Ryuga was voiced by Hideyuki Hori in the original TV series, Daisuke Sakaguchi (as a child) in the Shin Kyūseishu Densetsu series, and by Daisuke Matsubara in the Ten no Haoh anime series. John Swasey voices him in the English dub of Legends of the Dark King.

===Ein===
Ein (アイン, Ain) is a famed tracker and a bounty hunter who fights with an unorthodox brawling style (ケンカ拳法, Kenka Kenpō). He is hired to capture Kenshiro, but after a brief fight with Ken, he begins to respect him. He has a daughter named Asuka, who he protects with his very life and is the reason why he earns money. He sacrifices his own life to save Bat, Mew, Rin and Lui from a flooding cell. Kenshiro is given Ein's gloves by Asuka after his death in which he was seen wearing throughout the rest of the series, until it is finally destroyed in his showdown with Han.

===Harn Bros===
- Harn Brothers (ハーン兄弟, Hān Kyōdai)
 Voiced by: Daisuke Gouri (Buzz) and Yutaka Shimaka (Gill)
 Buzz (バズ, Bazu) and Gill (ギル, Giru) are two dangerous brothers that were captured by Ein in the past through luck and wit (ironically they would be rescued by Ein and Kenshiro). They are masters of (南斗双鷹拳, Nanto Sōyōken) and have a grudge against Falco for killing several Nanto masters. In the original manga, Buzz is killed after detonating a decommissioned nuclear mortar in a failed attempt to take Falco's life, while a distraught Gill lives on and is convinced to join the Hokuto Army. He is finally seen holding Ein's lifeless body during the destruction of the capital before being phased out from the series. In the anime, both Buzz and Gill die during the explosion. The scene in which Gill holds Ein's corpse has been maintained replacing the Harn with a generic fighter. Buzz is also known as (ハズ, Hazu) due to a misprint in the manga (which was fixed in the Kanzenban edition), which is the name used in the TV series.

Document understanding data:
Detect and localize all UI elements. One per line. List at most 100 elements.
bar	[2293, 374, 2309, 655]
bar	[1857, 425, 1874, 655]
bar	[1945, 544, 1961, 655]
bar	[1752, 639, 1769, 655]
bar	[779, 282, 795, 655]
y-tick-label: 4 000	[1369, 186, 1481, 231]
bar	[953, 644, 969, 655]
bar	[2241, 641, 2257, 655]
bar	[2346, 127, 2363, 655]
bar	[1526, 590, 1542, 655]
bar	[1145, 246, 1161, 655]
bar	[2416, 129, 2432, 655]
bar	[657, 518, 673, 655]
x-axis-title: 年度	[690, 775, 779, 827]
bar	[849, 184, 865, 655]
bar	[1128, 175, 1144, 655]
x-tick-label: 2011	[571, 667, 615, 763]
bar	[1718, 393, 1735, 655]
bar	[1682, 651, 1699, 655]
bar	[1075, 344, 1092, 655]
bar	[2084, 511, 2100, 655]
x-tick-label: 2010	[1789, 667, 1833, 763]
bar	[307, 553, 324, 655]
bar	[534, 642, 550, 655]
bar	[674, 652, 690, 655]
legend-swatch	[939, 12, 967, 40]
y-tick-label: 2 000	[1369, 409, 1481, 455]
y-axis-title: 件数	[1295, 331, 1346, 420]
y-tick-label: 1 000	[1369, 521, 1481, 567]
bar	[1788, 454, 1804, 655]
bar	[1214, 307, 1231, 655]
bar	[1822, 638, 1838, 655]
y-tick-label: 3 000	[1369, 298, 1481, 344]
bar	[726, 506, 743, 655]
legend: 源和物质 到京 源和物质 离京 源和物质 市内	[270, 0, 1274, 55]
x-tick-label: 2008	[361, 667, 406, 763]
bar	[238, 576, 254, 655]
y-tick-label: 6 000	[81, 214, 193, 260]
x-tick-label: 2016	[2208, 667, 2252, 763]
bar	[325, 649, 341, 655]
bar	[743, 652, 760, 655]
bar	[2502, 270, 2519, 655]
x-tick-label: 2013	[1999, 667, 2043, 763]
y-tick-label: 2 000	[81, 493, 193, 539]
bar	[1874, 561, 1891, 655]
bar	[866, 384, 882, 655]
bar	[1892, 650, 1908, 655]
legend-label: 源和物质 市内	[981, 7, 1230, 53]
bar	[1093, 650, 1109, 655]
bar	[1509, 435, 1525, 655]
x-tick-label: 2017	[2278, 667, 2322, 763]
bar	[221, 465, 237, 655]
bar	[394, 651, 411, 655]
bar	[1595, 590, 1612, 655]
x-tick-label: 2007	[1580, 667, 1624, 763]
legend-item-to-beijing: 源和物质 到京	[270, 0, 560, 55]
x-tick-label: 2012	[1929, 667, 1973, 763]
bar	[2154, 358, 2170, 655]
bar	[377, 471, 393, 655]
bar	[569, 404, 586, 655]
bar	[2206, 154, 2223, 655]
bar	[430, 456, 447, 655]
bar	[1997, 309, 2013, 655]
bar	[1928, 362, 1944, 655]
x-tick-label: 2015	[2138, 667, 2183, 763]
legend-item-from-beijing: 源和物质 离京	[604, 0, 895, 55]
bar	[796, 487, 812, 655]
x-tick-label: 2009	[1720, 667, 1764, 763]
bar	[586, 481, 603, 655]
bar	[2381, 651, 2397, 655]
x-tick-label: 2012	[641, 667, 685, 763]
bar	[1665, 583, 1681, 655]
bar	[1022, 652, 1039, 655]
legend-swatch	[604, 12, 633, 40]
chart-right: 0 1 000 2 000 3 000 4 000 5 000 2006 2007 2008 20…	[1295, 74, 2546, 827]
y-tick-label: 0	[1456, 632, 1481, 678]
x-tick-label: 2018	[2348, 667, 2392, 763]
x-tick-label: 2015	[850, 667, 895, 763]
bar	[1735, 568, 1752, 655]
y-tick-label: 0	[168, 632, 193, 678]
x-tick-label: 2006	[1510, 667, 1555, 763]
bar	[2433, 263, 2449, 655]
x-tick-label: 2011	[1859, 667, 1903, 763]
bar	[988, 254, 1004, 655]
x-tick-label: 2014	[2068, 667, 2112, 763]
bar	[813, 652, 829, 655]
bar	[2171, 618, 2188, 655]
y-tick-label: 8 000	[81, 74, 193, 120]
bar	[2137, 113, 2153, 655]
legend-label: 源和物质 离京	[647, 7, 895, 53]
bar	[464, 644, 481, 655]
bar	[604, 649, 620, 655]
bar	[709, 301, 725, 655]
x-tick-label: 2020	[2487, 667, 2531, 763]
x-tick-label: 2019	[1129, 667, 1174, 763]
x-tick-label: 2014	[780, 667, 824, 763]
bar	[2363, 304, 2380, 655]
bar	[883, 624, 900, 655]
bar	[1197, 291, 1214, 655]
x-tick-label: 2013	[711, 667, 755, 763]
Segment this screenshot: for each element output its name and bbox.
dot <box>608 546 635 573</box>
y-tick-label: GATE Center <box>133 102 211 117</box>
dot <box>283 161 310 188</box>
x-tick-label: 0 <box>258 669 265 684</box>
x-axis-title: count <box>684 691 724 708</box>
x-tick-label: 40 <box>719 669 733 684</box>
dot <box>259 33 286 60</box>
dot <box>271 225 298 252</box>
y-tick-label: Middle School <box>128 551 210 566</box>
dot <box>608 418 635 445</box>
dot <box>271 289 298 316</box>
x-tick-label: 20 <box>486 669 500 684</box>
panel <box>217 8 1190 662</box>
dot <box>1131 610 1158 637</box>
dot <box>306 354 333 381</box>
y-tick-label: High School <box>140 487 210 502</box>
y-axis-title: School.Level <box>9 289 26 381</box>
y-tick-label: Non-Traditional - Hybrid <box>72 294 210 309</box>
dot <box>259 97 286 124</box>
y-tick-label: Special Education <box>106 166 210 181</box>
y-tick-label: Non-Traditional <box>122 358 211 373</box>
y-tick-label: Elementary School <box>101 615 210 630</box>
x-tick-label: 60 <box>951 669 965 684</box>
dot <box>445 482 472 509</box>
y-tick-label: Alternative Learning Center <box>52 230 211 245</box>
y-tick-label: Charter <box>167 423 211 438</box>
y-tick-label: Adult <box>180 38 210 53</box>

USING THE INFORMATION:
1. Change "English dub" to "English version" in the character list between "Ryuga was voiced" and "the Dark King.", inclusive, and give that part again.
2. Carry the character list further, starting after its last sentence.
The material isn't required for these tasks.

TASK RESULTS:
1.
Ryuga was voiced by Hideyuki Hori in the original TV series, Daisuke Sakaguchi (as a child) in the Shin Kyūseishu Densetsu series, and by Daisuke Matsubara in the Ten no Haoh anime series. John Swasey voices him in the English version of Legends of the Dark King.

2.
===Lui===
Lui (ルイ, Rui) is the twin sister of Rin and the Celestial Empress (天帝, Tentei). Only one of the children was permitted to live, but Falco could not bring himself to kill Rin and instead left her in the care of his aunt and uncle. Lui is kidnapped by Jaco and locked underground in the Imperial Palace as a means by Jacó to blackmail Falco, her protector. Bat, Rin and Ein sets off to the Imperial Castle to free Lui, while Kenshiro is fighting Falco. When Rin meets Lui for the first time, she learns the truth about her heritage. After Lui is freed, Falco turns against Jaco and kills him.

===Akashachi===
- Akashachi (赤鯱)
 Voiced by: Daisuke Gōri, Nobuaki Kakuda (2007 movie)
 Father of Shachi and also a one legged and one eyed pirate with a metal claw, who transported Kenshiro reluctantly to Shura. He gave a mission to Kenshiro to find his son Shachi that somehow got lost in Shura. Albeit he is portrayed as a brutal pirate in the beginning, he did reveal his good side at the end especially when he tried to save a fatally injured Kenshiro. Raoh personally thanked Akashachi at some point, as he helped Raoh as an ocean transport. In Raoh Den, he cried for Raoh when Koku-oh brought his ashes to Reina. He was killed by Kaioh's hidden crossbow when rescuing Kenshiro; however, he did manage to find his son Shachi, as well as meeting his love, Leia, whom he blessed before passing away. After his death, his son, wore his eye patch in his memory.

===Leia===
- Leia (レイア, Reia)
 Voiced by: Masako Katsuki
 A native girl of Shura who breaks Shuran law by preaching against violence. She becomes Shachi's girlfriend which makes him choose to stay in Shura, but later comes to an agreement with Shachi to distance herself from him for her protection. However before Shachi's final battle with Kaioh she travels with him, and eventually holds Shachi and sheds tears for him as he dies.

===Ryu===
- Ryu (リュウ, Ryū)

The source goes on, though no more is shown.